● EXERCISE DIRECTIONS
Reproduce the lines below, swapping "Patent image size" for "Drawing size" wherever it occurs and changing nothing else. Leave the pictures out.
-------- INFORMATION SHOWN
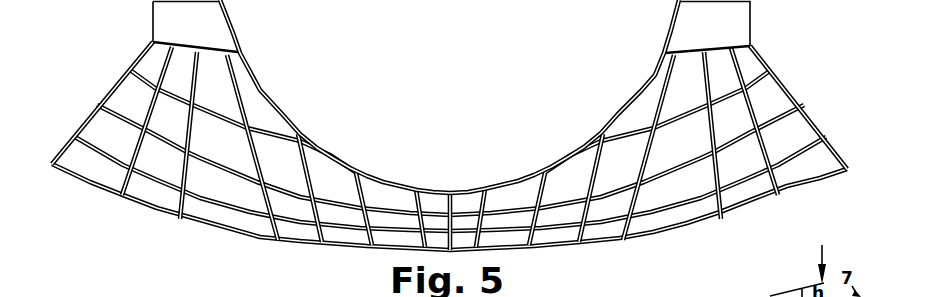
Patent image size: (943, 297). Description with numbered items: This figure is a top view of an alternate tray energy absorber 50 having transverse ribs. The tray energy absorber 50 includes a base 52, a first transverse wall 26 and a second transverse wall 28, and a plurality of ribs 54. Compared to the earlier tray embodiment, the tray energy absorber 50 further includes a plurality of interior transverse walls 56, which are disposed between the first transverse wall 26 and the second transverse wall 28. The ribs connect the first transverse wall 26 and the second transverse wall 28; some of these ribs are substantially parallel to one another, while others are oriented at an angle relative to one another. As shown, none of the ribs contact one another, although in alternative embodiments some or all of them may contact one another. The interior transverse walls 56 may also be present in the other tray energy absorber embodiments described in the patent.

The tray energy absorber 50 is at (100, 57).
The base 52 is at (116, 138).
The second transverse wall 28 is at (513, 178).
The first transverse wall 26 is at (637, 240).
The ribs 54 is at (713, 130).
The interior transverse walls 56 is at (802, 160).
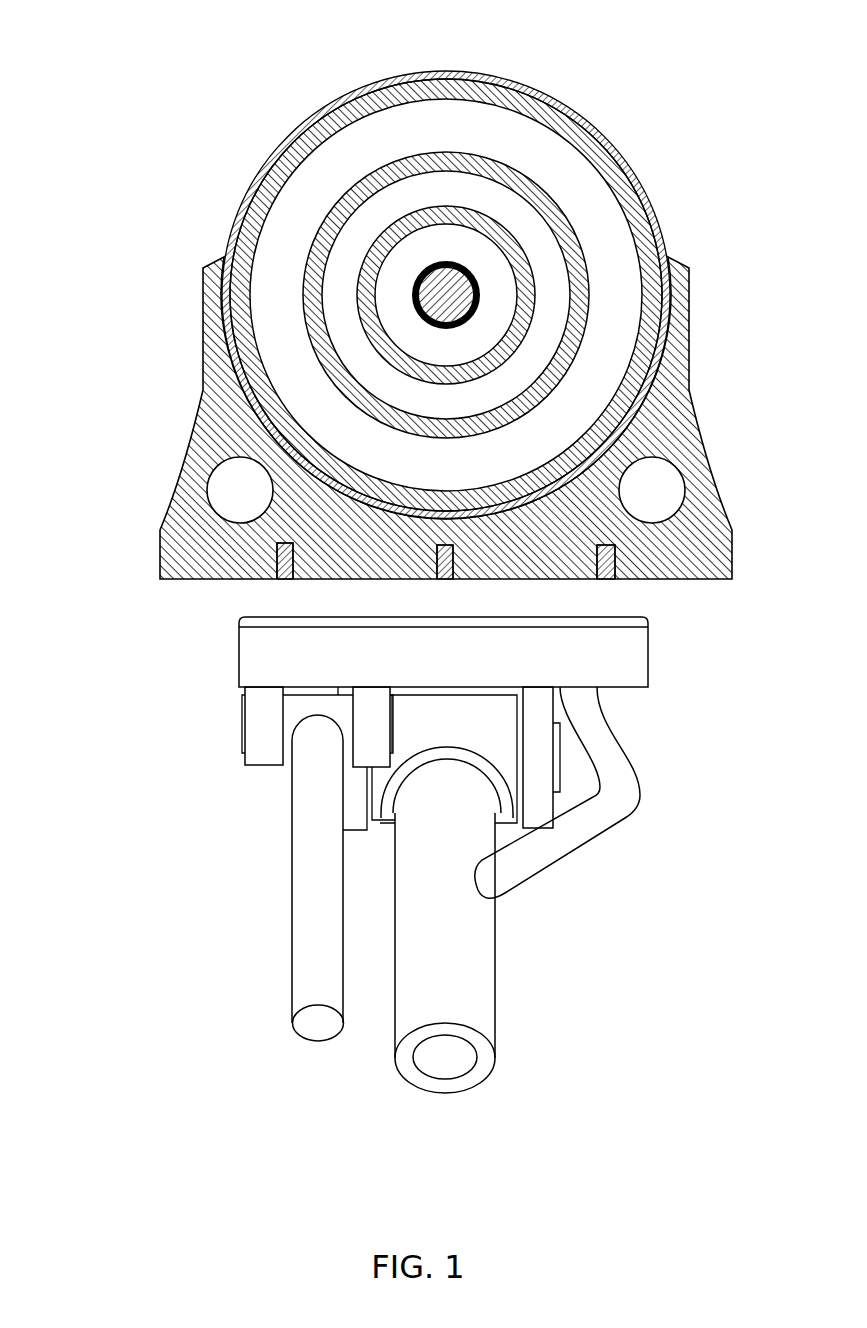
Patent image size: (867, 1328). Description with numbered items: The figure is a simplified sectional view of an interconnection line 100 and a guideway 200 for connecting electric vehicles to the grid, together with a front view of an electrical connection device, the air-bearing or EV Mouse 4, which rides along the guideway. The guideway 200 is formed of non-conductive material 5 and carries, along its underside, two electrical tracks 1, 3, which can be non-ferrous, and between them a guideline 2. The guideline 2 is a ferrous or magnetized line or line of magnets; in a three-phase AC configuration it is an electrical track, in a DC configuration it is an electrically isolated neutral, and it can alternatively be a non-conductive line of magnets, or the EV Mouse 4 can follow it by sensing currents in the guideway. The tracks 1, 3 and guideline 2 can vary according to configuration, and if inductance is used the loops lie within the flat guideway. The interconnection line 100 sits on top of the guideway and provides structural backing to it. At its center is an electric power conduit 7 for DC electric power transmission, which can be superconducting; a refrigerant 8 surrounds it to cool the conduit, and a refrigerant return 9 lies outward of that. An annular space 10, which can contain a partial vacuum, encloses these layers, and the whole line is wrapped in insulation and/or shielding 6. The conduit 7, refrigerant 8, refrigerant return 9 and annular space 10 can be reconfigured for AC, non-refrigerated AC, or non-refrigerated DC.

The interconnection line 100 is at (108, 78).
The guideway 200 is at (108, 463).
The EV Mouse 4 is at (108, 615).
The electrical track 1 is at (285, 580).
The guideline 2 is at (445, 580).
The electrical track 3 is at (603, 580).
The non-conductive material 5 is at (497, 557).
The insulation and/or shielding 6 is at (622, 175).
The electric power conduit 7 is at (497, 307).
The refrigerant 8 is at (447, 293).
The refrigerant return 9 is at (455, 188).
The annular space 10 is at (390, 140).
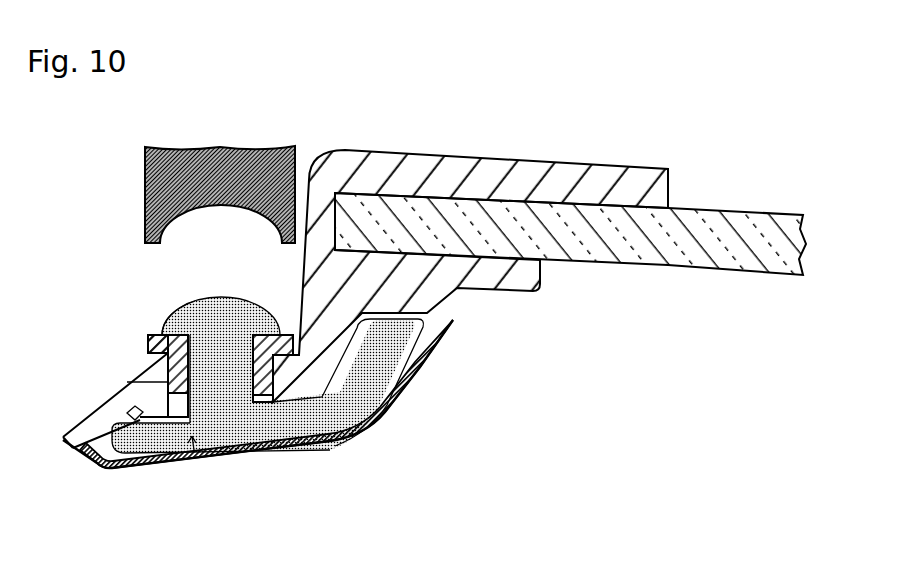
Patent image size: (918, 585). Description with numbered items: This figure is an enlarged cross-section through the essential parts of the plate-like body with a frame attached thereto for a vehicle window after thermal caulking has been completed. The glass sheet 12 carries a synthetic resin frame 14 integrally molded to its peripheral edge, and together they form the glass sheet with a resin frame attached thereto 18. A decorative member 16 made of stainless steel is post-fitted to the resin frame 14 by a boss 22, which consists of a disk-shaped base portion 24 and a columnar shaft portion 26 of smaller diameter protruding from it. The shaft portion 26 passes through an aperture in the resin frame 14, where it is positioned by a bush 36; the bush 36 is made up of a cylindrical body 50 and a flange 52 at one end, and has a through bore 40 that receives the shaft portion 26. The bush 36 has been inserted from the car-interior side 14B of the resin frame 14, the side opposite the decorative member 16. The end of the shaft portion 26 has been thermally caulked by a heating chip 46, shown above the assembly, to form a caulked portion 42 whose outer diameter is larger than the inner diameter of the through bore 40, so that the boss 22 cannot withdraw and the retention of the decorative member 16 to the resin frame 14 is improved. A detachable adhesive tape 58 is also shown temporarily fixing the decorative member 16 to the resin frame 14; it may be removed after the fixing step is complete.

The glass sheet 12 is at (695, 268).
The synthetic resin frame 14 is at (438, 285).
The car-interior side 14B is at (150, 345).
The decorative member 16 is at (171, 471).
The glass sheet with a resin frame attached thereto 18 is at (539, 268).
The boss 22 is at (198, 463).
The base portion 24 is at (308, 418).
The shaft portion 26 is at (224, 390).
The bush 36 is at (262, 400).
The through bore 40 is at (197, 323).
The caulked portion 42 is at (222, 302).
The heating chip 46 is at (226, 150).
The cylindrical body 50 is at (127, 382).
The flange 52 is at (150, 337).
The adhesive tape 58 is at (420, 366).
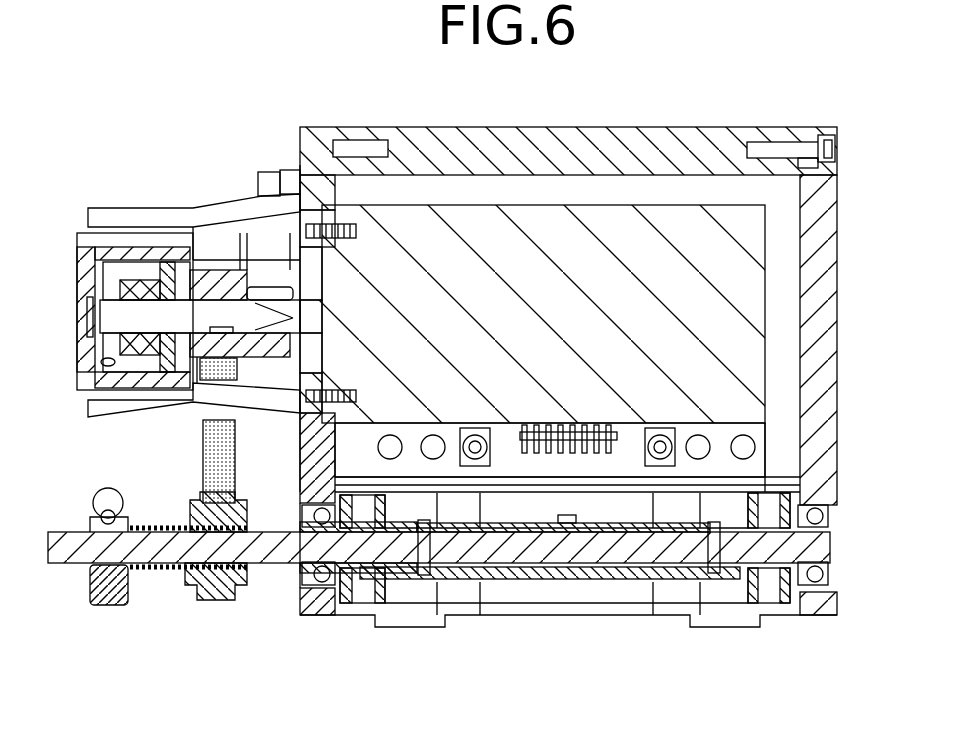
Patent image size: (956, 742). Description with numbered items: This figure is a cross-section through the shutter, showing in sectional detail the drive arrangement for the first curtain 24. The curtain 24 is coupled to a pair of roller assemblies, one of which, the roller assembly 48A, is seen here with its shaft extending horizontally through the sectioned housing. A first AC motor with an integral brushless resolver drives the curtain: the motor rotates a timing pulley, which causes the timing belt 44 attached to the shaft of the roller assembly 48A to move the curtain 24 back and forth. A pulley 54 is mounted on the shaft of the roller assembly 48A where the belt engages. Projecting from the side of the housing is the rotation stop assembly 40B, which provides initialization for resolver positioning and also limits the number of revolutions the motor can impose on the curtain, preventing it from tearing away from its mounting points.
----------------
● EXERCISE ANSWER
Drawing size: (943, 297). Description with numbered items: This figure is a top view of an alternate tray energy absorber 50 having transverse ribs. The tray energy absorber 50 includes a base 52, a first transverse wall 26 and a second transverse wall 28, and a plurality of ribs 54. Compared to the earlier tray embodiment, the tray energy absorber 50 further includes a plurality of interior transverse walls 56, which are disposed between the first transverse wall 26 and the second transverse wall 28. The ribs connect the first transverse wall 26 and the second transverse wall 28; some of these ribs are substantially parallel to one another, while others are oriented at an angle relative to one another. As shown, none of the ribs contact one another, although in alternative embodiments some or all of them may contact one another. The interior transverse walls 56 may also be present in the other tray energy absorber embodiments described in the patent.

The tray energy absorber 50 is at (100, 57).
The base 52 is at (116, 138).
The second transverse wall 28 is at (513, 178).
The first transverse wall 26 is at (637, 240).
The ribs 54 is at (713, 130).
The interior transverse walls 56 is at (802, 160).
Drawing size: (867, 1328). Description with numbered items: The figure is a simplified sectional view of an interconnection line 100 and a guideway 200 for connecting electric vehicles to the grid, together with a front view of an electrical connection device, the air-bearing or EV Mouse 4, which rides along the guideway. The guideway 200 is formed of non-conductive material 5 and carries, along its underside, two electrical tracks 1, 3, which can be non-ferrous, and between them a guideline 2. The guideline 2 is a ferrous or magnetized line or line of magnets; in a three-phase AC configuration it is an electrical track, in a DC configuration it is an electrically isolated neutral, and it can alternatively be a non-conductive line of magnets, or the EV Mouse 4 can follow it by sensing currents in the guideway. The tracks 1, 3 and guideline 2 can vary according to configuration, and if inductance is used the loops lie within the flat guideway. The interconnection line 100 sits on top of the guideway and provides structural backing to it. At its center is an electric power conduit 7 for DC electric power transmission, which can be superconducting; a refrigerant 8 surrounds it to cool the conduit, and a refrigerant return 9 lies outward of that. An annular space 10, which can contain a partial vacuum, encloses these layers, and the whole line is wrapped in insulation and/or shielding 6. The conduit 7, refrigerant 8, refrigerant return 9 and annular space 10 can be reconfigured for AC, non-refrigerated AC, or non-refrigerated DC.

The interconnection line 100 is at (108, 78).
The guideway 200 is at (108, 463).
The EV Mouse 4 is at (108, 615).
The electrical track 1 is at (285, 580).
The guideline 2 is at (445, 580).
The electrical track 3 is at (603, 580).
The non-conductive material 5 is at (497, 557).
The insulation and/or shielding 6 is at (622, 175).
The electric power conduit 7 is at (497, 307).
The refrigerant 8 is at (447, 293).
The refrigerant return 9 is at (455, 188).
The annular space 10 is at (390, 140).
Drawing size: (918, 585). Description with numbered items: This figure is an enlarged cross-section through the essential parts of the plate-like body with a frame attached thereto for a vehicle window after thermal caulking has been completed. The glass sheet 12 carries a synthetic resin frame 14 integrally molded to its peripheral edge, and together they form the glass sheet with a resin frame attached thereto 18. A decorative member 16 made of stainless steel is post-fitted to the resin frame 14 by a boss 22, which consists of a disk-shaped base portion 24 and a columnar shaft portion 26 of smaller diameter protruding from it. The shaft portion 26 passes through an aperture in the resin frame 14, where it is positioned by a bush 36; the bush 36 is made up of a cylindrical body 50 and a flange 52 at one end, and has a through bore 40 that receives the shaft portion 26. The bush 36 has been inserted from the car-interior side 14B of the resin frame 14, the side opposite the decorative member 16. The end of the shaft portion 26 has been thermally caulked by a heating chip 46, shown above the assembly, to form a caulked portion 42 whose outer diameter is larger than the inner diameter of the through bore 40, so that the boss 22 cannot withdraw and the retention of the decorative member 16 to the resin frame 14 is improved. A detachable adhesive tape 58 is also shown temporarily fixing the decorative member 16 to the resin frame 14; it may be removed after the fixing step is complete.

The glass sheet 12 is at (695, 268).
The synthetic resin frame 14 is at (438, 285).
The car-interior side 14B is at (150, 345).
The decorative member 16 is at (171, 471).
The glass sheet with a resin frame attached thereto 18 is at (539, 268).
The boss 22 is at (198, 463).
The base portion 24 is at (308, 418).
The shaft portion 26 is at (224, 390).
The bush 36 is at (262, 400).
The through bore 40 is at (197, 323).
The caulked portion 42 is at (222, 302).
The heating chip 46 is at (226, 150).
The cylindrical body 50 is at (127, 382).
The flange 52 is at (150, 337).
The adhesive tape 58 is at (420, 366).
Drawing size: (956, 742). Description with numbered items: This figure is a cross-section through the shutter, showing in sectional detail the drive arrangement for the first curtain 24. The curtain 24 is coupled to a pair of roller assemblies, one of which, the roller assembly 48A, is seen here with its shaft extending horizontally through the sectioned housing. A first AC motor with an integral brushless resolver drives the curtain: the motor rotates a timing pulley, which causes the timing belt 44 attached to the shaft of the roller assembly 48A to move the curtain 24 back and forth. A pulley 54 is mounted on the shaft of the roller assembly 48A where the belt engages. Projecting from the side of the housing is the rotation stop assembly 40B, which provides initialization for resolver positioning and also limits the number of revolutions the motor can impose on the curtain, preventing it from tearing away from its mounting points.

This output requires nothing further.